## YOUR INSTRUCTIONS
From the start of the records through the line that contains "plot-frame: [112, 39, 627, 552]", change every "y-tick-label" to "y-axis-tick" and give those lines again with nothing else altered.

## DATASET ENTRIES
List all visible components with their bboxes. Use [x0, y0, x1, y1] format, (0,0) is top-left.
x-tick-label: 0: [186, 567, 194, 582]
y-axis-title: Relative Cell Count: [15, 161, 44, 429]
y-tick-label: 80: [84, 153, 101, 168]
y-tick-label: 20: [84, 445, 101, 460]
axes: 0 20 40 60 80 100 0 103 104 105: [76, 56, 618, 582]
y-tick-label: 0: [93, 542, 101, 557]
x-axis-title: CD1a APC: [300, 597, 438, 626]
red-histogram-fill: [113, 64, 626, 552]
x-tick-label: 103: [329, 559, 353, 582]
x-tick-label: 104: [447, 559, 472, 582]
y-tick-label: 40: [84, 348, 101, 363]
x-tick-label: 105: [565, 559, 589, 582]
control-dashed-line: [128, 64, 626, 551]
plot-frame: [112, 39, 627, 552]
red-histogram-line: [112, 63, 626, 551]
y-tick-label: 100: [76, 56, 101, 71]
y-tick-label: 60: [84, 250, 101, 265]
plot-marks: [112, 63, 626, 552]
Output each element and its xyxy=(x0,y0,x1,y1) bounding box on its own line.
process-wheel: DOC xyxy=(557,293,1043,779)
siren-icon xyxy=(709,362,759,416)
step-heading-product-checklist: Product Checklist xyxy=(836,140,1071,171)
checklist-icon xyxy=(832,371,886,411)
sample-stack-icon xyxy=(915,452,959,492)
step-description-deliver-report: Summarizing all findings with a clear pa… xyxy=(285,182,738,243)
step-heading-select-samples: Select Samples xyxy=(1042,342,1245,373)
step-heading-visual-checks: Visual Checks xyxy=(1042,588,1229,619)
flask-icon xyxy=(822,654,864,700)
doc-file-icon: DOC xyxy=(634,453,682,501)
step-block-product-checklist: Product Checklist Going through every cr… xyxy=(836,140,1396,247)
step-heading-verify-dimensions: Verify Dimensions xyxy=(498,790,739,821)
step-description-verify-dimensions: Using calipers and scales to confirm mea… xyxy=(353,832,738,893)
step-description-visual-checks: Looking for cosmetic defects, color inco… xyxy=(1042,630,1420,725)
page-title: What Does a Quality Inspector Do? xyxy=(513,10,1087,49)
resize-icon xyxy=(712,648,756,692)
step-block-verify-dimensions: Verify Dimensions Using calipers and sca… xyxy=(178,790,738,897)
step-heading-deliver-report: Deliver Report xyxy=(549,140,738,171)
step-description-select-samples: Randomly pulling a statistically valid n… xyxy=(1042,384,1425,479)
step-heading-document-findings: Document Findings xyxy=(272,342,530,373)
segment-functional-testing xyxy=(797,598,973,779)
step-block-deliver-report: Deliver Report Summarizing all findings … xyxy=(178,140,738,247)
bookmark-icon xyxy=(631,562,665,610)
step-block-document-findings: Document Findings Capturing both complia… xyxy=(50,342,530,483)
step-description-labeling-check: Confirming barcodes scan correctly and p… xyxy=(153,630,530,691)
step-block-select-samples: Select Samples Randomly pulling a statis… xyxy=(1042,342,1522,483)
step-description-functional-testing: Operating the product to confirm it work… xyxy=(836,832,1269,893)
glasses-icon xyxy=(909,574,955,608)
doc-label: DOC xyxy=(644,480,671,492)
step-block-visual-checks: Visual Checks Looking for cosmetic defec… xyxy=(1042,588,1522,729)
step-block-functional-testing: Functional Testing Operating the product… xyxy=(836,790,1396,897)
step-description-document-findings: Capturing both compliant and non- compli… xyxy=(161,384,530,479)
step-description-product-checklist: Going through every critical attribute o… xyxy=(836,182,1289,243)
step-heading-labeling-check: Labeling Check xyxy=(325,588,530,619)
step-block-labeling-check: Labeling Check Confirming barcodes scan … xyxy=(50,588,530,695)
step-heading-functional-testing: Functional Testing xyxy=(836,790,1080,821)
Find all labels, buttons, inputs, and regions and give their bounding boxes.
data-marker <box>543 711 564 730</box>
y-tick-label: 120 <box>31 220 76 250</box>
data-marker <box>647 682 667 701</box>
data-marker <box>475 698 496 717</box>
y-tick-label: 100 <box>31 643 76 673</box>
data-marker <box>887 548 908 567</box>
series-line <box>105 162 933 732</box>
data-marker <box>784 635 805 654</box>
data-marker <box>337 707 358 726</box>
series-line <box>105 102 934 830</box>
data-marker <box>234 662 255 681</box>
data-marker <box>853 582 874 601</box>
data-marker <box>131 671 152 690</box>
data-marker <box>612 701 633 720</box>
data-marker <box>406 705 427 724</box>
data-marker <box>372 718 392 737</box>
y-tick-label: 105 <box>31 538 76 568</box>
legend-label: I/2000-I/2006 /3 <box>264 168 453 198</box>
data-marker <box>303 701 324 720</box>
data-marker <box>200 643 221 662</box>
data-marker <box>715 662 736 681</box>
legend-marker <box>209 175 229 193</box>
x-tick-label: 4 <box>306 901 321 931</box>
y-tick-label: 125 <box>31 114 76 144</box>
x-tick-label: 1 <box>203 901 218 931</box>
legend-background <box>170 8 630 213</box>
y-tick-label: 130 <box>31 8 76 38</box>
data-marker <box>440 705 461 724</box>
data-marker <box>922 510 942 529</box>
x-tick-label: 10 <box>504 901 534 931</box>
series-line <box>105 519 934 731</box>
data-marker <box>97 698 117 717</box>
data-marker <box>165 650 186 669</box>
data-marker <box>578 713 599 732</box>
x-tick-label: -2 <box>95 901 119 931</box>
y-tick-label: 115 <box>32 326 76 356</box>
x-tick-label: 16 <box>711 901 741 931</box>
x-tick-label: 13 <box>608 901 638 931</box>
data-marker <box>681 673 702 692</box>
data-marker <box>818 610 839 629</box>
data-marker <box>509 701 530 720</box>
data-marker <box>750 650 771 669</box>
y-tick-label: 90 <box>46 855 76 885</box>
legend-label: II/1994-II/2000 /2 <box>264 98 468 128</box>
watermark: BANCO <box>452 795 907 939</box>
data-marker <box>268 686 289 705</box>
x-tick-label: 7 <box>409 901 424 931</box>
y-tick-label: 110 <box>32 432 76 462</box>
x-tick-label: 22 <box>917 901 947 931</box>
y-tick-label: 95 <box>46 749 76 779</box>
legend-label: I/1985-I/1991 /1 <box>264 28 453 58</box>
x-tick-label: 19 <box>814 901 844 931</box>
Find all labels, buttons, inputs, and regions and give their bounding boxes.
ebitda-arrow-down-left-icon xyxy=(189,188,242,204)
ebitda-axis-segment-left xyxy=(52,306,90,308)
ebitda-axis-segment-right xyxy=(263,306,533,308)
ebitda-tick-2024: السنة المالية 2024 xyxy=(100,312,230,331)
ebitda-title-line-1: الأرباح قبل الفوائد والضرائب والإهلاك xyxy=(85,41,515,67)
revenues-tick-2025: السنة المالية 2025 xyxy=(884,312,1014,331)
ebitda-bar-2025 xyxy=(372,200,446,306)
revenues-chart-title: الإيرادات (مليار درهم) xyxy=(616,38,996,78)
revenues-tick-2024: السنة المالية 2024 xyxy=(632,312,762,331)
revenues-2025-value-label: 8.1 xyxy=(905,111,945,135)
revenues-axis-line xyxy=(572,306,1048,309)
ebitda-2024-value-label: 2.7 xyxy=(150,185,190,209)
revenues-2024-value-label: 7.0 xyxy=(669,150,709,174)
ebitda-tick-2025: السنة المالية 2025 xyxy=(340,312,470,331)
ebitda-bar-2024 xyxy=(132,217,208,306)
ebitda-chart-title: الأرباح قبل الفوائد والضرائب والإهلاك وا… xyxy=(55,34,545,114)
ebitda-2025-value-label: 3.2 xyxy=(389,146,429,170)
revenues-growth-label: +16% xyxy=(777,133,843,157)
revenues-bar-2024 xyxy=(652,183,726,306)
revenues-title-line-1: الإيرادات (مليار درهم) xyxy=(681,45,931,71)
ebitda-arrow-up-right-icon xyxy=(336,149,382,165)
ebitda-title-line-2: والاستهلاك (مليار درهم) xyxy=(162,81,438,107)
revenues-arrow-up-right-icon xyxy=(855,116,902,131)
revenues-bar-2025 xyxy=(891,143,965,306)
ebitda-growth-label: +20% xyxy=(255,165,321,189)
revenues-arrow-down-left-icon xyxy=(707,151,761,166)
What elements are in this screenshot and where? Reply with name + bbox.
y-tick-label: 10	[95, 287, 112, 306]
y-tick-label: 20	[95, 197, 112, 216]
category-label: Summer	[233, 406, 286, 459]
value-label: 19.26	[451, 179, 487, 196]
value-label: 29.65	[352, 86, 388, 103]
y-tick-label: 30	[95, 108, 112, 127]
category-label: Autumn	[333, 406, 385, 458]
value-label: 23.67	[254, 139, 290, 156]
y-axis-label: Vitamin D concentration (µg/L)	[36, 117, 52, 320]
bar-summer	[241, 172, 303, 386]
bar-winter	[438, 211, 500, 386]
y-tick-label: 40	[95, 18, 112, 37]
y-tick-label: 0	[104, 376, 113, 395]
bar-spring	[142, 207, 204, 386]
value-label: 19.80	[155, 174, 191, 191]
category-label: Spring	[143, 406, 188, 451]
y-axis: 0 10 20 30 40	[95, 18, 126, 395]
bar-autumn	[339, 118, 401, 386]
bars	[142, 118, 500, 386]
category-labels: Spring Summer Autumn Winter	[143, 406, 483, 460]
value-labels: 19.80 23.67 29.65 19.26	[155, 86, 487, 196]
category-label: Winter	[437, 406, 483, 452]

## ANSWER BELOW
List all visible components with their bboxes. Use [x0, y0, x1, y1] format, (0,0) is top-left.
x-tick-label: 0: [186, 567, 194, 582]
y-axis-title: Relative Cell Count: [15, 161, 44, 429]
y-axis-tick: 80: [84, 153, 101, 168]
y-axis-tick: 20: [84, 445, 101, 460]
axes: 0 20 40 60 80 100 0 103 104 105: [76, 56, 618, 582]
y-axis-tick: 0: [93, 542, 101, 557]
x-axis-title: CD1a APC: [300, 597, 438, 626]
red-histogram-fill: [113, 64, 626, 552]
x-tick-label: 103: [329, 559, 353, 582]
x-tick-label: 104: [447, 559, 472, 582]
y-axis-tick: 40: [84, 348, 101, 363]
x-tick-label: 105: [565, 559, 589, 582]
control-dashed-line: [128, 64, 626, 551]
plot-frame: [112, 39, 627, 552]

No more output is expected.